Copy out the listing in full, exactly as written, but not its pictures.

:: ROWS ::

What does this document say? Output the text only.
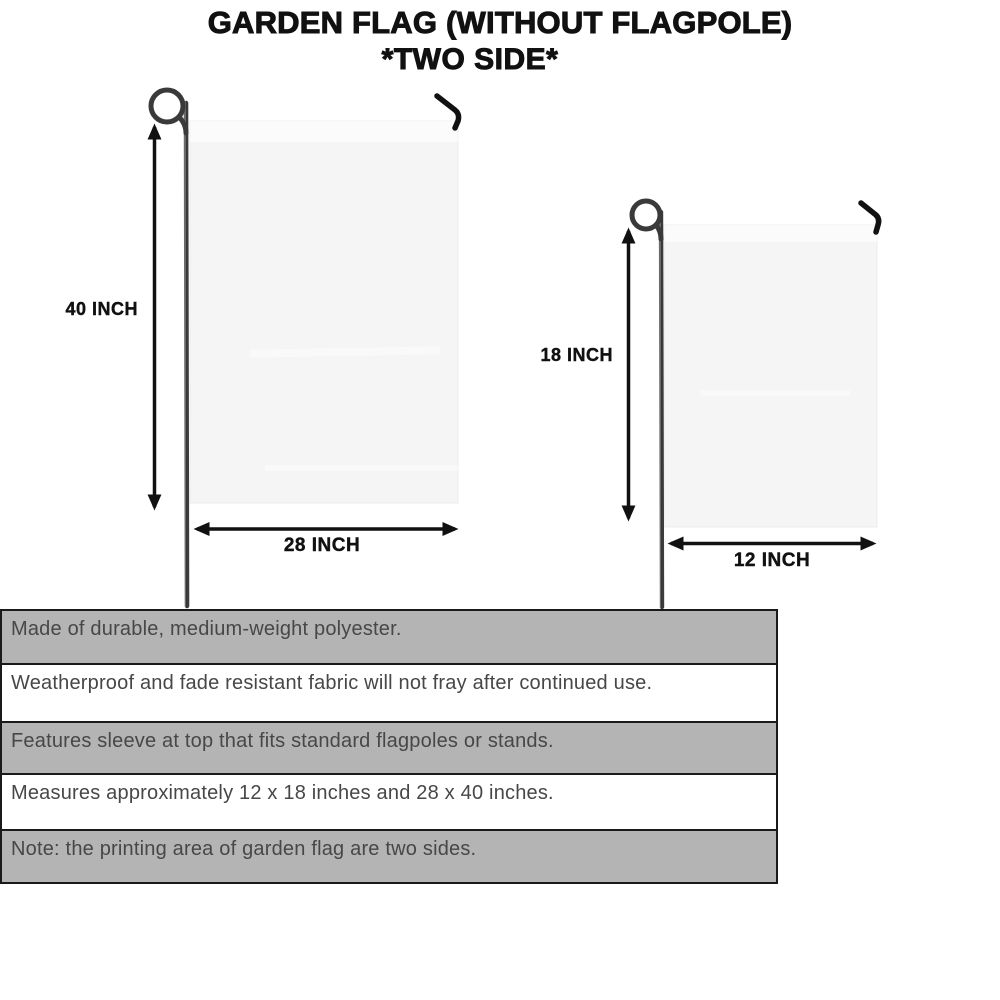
GARDEN FLAG (WITHOUT FLAGPOLE)
*TWO SIDE*
40 INCH
28 INCH
18 INCH
12 INCH
Made of durable, medium-weight polyester.
Weatherproof and fade resistant fabric will not fray after continued use.
Features sleeve at top that fits standard flagpoles or stands.
Measures approximately 12 x 18 inches and 28 x 40 inches.
Note: the printing area of garden flag are two sides.
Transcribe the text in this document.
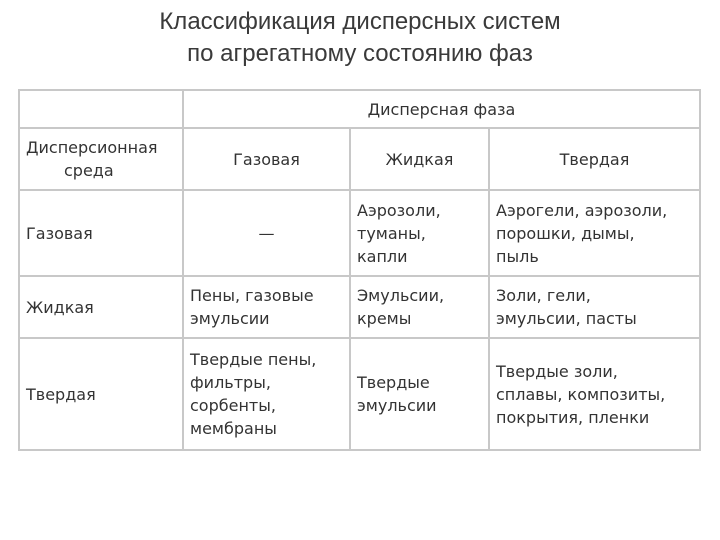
Классификация дисперсных систем
по агрегатному состоянию фаз
	Дисперсная фаза		

Дисперсионная
среда	Газовая	Жидкая	Твердая
Газовая	—	Аэрозоли,
туманы,
капли	Аэрогели, аэрозоли,
порошки, дымы,
пыль

Жидкая	Пены, газовые
эмульсии	Эмульсии,
кремы	Золи, гели,
эмульсии, пасты

Твердая	Твердые пены,
фильтры,
сорбенты,
мембраны	Твердые
эмульсии	Твердые золи,
сплавы, композиты,
покрытия, пленки
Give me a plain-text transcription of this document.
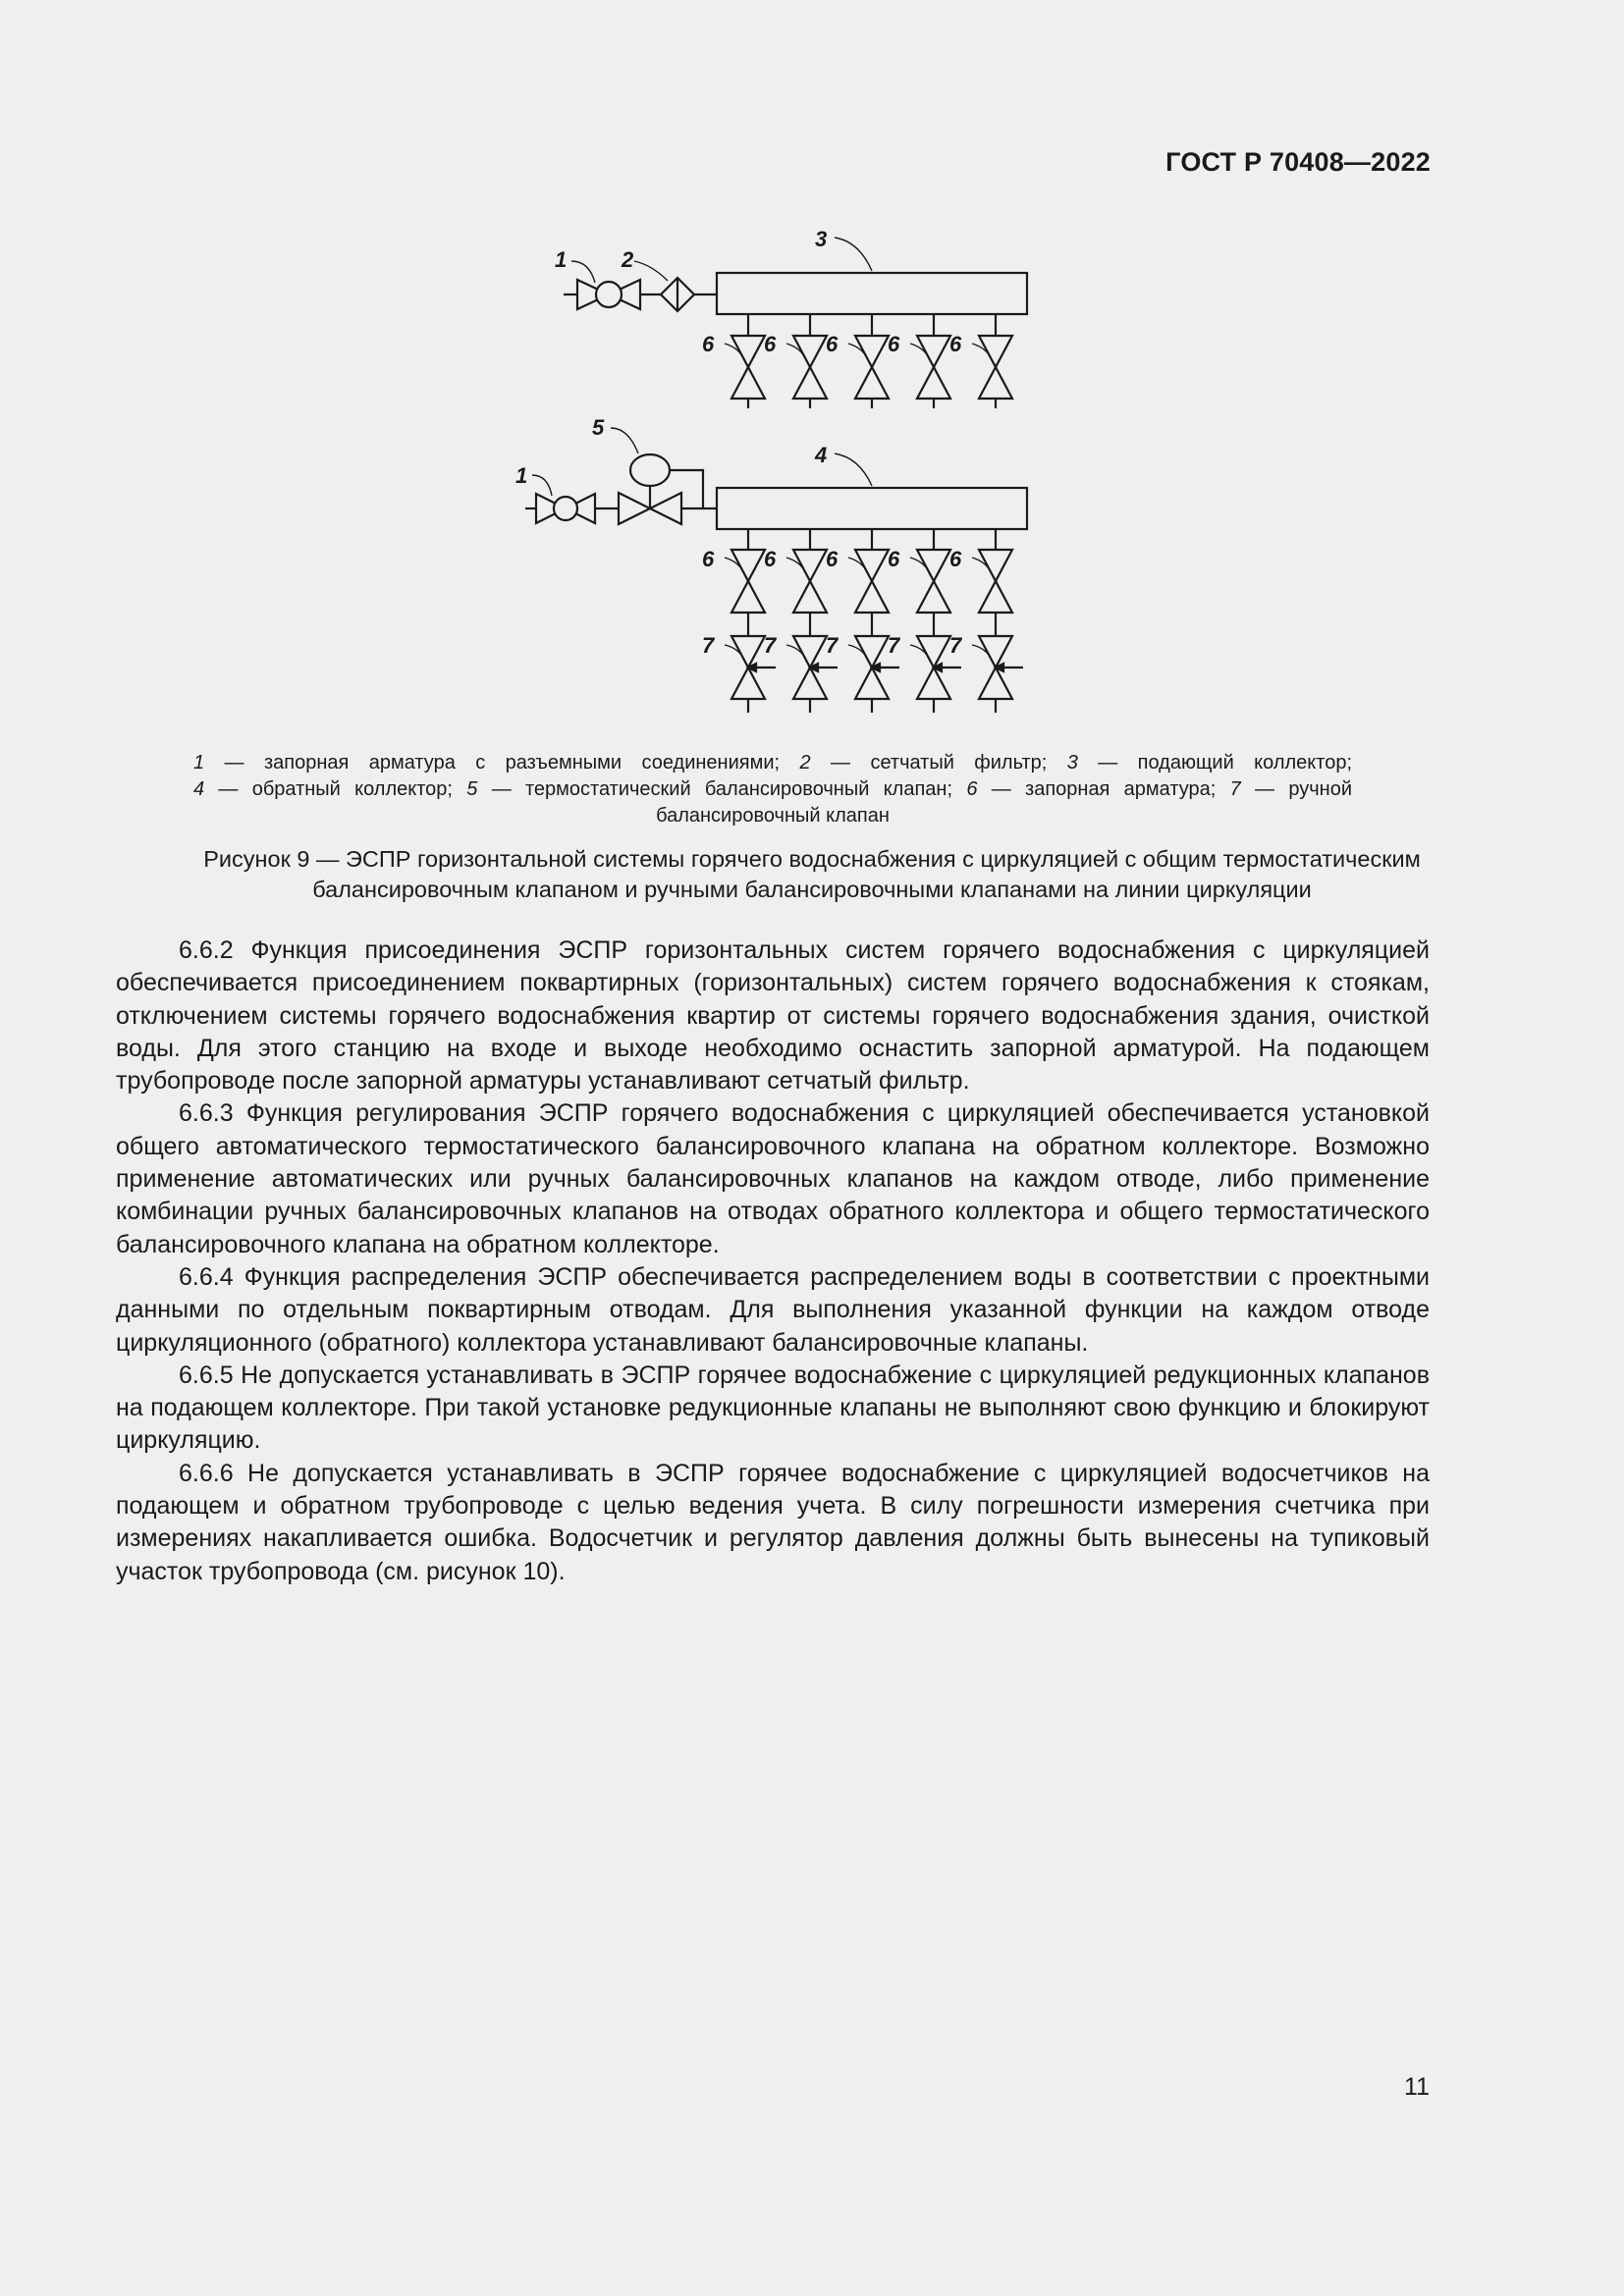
ГОСТ Р 70408—2022
1	2
3
6 6 6 6 6
5
1
4
6 6 6 6 6
7 7 7 7 7

1 — запорная арматура с разъемными соединениями; 2 — сетчатый фильтр; 3 — подающий коллектор;

4 — обратный коллектор; 5 — термостатический балансировочный клапан; 6 — запорная арматура; 7 — ручной

балансировочный клапан

Рисунок 9 — ЭСПР горизонтальной системы горячего водоснабжения с циркуляцией с общим термостатическим

балансировочным клапаном и ручными балансировочными клапанами на линии циркуляции

6.6.2 Функция присоединения ЭСПР горизонтальных систем горячего водоснабжения с циркуляцией обеспечивается присоединением поквартирных (горизонтальных) систем горячего водоснабжения к стоякам, отключением системы горячего водоснабжения квартир от системы горячего водоснабжения здания, очисткой воды. Для этого станцию на входе и выходе необходимо оснастить запорной арматурой. На подающем трубопроводе после запорной арматуры устанавливают сетчатый фильтр.

6.6.3 Функция регулирования ЭСПР горячего водоснабжения с циркуляцией обеспечивается установкой общего автоматического термостатического балансировочного клапана на обратном коллекторе. Возможно применение автоматических или ручных балансировочных клапанов на каждом отводе, либо применение комбинации ручных балансировочных клапанов на отводах обратного коллектора и общего термостатического балансировочного клапана на обратном коллекторе.

6.6.4 Функция распределения ЭСПР обеспечивается распределением воды в соответствии с проектными данными по отдельным поквартирным отводам. Для выполнения указанной функции на каждом отводе циркуляционного (обратного) коллектора устанавливают балансировочные клапаны.

6.6.5 Не допускается устанавливать в ЭСПР горячее водоснабжение с циркуляцией редукционных клапанов на подающем коллекторе. При такой установке редукционные клапаны не выполняют свою функцию и блокируют циркуляцию.

6.6.6 Не допускается устанавливать в ЭСПР горячее водоснабжение с циркуляцией водосчетчиков на подающем и обратном трубопроводе с целью ведения учета. В силу погрешности измерения счетчика при измерениях накапливается ошибка. Водосчетчик и регулятор давления должны быть вынесены на тупиковый участок трубопровода (см. рисунок 10).

11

:::

● **COMPLETED TASK**
What does this document say? Output the text only.
GARDEN FLAG (WITHOUT FLAGPOLE)
*TWO SIDE*
40 INCH
28 INCH
18 INCH
12 INCH
Made of durable, medium-weight polyester.
Weatherproof and fade resistant fabric will not fray after continued use.
Features sleeve at top that fits standard flagpoles or stands.
Measures approximately 12 x 18 inches and 28 x 40 inches.
Note: the printing area of garden flag are two sides.
Transcribe the text in this document.
Классификация дисперсных систем
по агрегатному состоянию фаз
	Дисперсная фаза		

Дисперсионная
среда	Газовая	Жидкая	Твердая
Газовая	—	Аэрозоли,
туманы,
капли	Аэрогели, аэрозоли,
порошки, дымы,
пыль

Жидкая	Пены, газовые
эмульсии	Эмульсии,
кремы	Золи, гели,
эмульсии, пасты

Твердая	Твердые пены,
фильтры,
сорбенты,
мембраны	Твердые
эмульсии	Твердые золи,
сплавы, композиты,
покрытия, пленки
Give me a plain-text transcription of this document.
ГОСТ Р 70408—2022
1	2
3
6 6 6 6 6
5
1
4
6 6 6 6 6
7 7 7 7 7

1 — запорная арматура с разъемными соединениями; 2 — сетчатый фильтр; 3 — подающий коллектор;

4 — обратный коллектор; 5 — термостатический балансировочный клапан; 6 — запорная арматура; 7 — ручной

балансировочный клапан

Рисунок 9 — ЭСПР горизонтальной системы горячего водоснабжения с циркуляцией с общим термостатическим

балансировочным клапаном и ручными балансировочными клапанами на линии циркуляции

6.6.2 Функция присоединения ЭСПР горизонтальных систем горячего водоснабжения с циркуляцией обеспечивается присоединением поквартирных (горизонтальных) систем горячего водоснабжения к стоякам, отключением системы горячего водоснабжения квартир от системы горячего водоснабжения здания, очисткой воды. Для этого станцию на входе и выходе необходимо оснастить запорной арматурой. На подающем трубопроводе после запорной арматуры устанавливают сетчатый фильтр.

6.6.3 Функция регулирования ЭСПР горячего водоснабжения с циркуляцией обеспечивается установкой общего автоматического термостатического балансировочного клапана на обратном коллекторе. Возможно применение автоматических или ручных балансировочных клапанов на каждом отводе, либо применение комбинации ручных балансировочных клапанов на отводах обратного коллектора и общего термостатического балансировочного клапана на обратном коллекторе.

6.6.4 Функция распределения ЭСПР обеспечивается распределением воды в соответствии с проектными данными по отдельным поквартирным отводам. Для выполнения указанной функции на каждом отводе циркуляционного (обратного) коллектора устанавливают балансировочные клапаны.

6.6.5 Не допускается устанавливать в ЭСПР горячее водоснабжение с циркуляцией редукционных клапанов на подающем коллекторе. При такой установке редукционные клапаны не выполняют свою функцию и блокируют циркуляцию.

6.6.6 Не допускается устанавливать в ЭСПР горячее водоснабжение с циркуляцией водосчетчиков на подающем и обратном трубопроводе с целью ведения учета. В силу погрешности измерения счетчика при измерениях накапливается ошибка. Водосчетчик и регулятор давления должны быть вынесены на тупиковый участок трубопровода (см. рисунок 10).

11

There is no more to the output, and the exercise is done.